◆ Directions for this task
In the records that follow, locate every line with "build" and extract it.

[Stored entries]
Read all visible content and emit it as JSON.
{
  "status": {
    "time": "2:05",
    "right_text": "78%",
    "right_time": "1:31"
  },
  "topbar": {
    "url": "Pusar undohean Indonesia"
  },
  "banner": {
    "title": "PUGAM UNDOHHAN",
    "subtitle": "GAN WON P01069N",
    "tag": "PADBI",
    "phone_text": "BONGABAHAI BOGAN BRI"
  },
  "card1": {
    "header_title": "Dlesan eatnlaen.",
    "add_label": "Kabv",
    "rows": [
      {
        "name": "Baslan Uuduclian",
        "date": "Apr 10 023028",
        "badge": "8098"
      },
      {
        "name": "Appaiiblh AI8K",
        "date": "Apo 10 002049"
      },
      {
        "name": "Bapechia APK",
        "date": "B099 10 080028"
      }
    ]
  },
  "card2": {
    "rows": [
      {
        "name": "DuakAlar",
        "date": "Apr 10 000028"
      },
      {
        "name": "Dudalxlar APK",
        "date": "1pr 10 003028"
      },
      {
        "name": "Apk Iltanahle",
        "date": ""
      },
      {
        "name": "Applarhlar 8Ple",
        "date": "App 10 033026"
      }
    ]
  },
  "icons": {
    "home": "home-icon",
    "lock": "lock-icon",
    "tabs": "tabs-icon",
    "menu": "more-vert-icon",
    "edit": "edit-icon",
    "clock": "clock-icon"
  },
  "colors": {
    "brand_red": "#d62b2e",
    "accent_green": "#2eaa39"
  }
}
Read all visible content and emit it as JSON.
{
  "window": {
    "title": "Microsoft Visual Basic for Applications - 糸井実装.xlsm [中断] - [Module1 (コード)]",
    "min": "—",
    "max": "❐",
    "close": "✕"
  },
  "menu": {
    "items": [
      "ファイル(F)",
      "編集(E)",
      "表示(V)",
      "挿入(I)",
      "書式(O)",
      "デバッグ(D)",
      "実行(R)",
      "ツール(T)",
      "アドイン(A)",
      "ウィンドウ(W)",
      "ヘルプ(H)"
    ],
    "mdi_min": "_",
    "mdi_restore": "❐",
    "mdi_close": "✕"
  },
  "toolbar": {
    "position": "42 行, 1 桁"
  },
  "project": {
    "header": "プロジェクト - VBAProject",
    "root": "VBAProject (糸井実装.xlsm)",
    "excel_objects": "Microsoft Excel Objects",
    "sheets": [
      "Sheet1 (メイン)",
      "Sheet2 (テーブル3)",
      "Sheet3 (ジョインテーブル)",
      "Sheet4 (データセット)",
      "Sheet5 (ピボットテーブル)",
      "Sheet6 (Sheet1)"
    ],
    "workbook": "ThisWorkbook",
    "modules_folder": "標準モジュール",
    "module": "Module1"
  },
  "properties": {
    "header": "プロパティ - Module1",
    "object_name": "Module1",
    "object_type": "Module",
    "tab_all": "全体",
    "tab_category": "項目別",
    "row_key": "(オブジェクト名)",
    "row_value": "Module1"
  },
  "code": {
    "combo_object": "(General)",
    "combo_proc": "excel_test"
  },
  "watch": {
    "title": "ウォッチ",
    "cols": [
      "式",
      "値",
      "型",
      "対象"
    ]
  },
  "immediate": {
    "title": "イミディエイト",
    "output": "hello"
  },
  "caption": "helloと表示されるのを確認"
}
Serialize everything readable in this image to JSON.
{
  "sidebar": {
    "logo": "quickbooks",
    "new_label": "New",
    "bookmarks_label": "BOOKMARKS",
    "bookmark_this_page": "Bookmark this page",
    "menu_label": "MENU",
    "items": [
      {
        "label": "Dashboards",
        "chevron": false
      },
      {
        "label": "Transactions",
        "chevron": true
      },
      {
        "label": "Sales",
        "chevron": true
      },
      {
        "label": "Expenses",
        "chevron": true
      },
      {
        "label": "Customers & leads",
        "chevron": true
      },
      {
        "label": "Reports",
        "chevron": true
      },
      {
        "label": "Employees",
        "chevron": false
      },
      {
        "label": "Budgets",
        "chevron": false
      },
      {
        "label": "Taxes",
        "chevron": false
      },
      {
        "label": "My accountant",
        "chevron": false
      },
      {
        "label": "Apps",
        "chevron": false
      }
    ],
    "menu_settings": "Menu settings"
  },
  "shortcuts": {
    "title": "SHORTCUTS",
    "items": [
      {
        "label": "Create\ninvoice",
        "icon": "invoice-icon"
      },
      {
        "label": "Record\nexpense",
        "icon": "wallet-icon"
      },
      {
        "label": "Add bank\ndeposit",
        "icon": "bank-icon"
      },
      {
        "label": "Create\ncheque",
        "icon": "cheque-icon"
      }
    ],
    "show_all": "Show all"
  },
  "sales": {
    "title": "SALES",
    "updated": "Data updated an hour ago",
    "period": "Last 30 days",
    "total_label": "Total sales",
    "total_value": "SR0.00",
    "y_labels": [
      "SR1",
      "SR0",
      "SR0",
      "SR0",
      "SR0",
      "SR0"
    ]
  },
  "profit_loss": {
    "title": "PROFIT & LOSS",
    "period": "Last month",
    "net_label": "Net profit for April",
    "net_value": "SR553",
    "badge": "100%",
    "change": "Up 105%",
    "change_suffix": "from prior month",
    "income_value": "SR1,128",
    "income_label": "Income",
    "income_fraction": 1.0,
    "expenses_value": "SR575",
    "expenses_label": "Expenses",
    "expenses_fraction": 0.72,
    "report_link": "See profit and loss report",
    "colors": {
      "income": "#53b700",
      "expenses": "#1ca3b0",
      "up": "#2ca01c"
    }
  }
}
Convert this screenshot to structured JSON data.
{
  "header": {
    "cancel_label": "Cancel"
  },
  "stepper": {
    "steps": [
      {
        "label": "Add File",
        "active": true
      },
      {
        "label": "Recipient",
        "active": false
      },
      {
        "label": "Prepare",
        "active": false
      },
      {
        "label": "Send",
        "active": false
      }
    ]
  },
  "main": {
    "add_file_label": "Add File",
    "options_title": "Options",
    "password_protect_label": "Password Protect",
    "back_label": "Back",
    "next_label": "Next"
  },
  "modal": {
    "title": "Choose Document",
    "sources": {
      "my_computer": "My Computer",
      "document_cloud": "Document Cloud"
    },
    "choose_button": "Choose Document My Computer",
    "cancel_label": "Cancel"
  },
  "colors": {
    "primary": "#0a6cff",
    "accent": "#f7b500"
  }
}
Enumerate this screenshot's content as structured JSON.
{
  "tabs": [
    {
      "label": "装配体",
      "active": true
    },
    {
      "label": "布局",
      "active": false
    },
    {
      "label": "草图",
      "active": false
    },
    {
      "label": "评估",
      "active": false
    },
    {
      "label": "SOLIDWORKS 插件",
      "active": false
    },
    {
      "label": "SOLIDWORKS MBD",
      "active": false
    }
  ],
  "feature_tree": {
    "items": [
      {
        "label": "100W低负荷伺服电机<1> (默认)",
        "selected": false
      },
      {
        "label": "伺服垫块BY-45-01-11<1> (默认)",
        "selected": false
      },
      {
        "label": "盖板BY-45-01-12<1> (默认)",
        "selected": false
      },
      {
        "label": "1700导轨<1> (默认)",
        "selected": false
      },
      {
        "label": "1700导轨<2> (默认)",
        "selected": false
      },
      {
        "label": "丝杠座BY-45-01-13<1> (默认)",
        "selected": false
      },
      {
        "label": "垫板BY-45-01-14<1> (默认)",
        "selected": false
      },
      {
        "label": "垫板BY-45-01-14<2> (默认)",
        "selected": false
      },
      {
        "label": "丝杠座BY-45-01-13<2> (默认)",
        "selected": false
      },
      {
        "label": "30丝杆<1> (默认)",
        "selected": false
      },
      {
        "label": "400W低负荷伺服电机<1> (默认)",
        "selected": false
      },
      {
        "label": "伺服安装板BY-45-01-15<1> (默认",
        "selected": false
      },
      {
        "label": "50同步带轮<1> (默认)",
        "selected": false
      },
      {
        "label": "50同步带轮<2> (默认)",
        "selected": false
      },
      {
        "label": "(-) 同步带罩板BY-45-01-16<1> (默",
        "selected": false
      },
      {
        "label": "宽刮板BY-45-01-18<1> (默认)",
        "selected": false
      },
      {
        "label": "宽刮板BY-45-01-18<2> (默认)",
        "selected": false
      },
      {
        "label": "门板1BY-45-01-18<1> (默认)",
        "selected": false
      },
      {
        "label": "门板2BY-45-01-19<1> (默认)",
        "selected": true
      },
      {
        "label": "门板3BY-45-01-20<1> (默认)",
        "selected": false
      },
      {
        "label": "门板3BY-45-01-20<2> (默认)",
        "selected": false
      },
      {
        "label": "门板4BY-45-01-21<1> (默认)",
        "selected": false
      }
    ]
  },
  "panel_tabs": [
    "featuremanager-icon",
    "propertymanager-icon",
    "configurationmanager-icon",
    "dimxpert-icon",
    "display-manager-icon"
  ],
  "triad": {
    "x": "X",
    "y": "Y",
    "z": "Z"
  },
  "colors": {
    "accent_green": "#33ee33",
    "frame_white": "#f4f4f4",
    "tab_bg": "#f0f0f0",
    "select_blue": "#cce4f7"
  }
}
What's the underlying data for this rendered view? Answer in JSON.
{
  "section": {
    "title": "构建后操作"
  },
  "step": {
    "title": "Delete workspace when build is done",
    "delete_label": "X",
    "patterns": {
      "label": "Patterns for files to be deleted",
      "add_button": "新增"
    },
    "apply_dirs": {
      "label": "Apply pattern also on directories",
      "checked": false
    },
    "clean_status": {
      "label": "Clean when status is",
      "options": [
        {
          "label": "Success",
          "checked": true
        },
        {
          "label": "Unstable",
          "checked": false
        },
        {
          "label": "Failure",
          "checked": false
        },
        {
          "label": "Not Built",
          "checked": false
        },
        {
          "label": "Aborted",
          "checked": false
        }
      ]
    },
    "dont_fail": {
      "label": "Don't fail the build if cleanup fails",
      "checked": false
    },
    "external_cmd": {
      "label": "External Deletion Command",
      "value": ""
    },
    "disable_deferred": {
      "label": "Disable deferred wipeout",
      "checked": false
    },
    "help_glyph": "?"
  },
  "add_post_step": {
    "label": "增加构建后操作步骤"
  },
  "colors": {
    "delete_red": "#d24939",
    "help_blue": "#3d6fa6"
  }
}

◆ Solution to this problem
    "title": "Delete workspace when build is done",
      "label": "Don't fail the build if cleanup fails",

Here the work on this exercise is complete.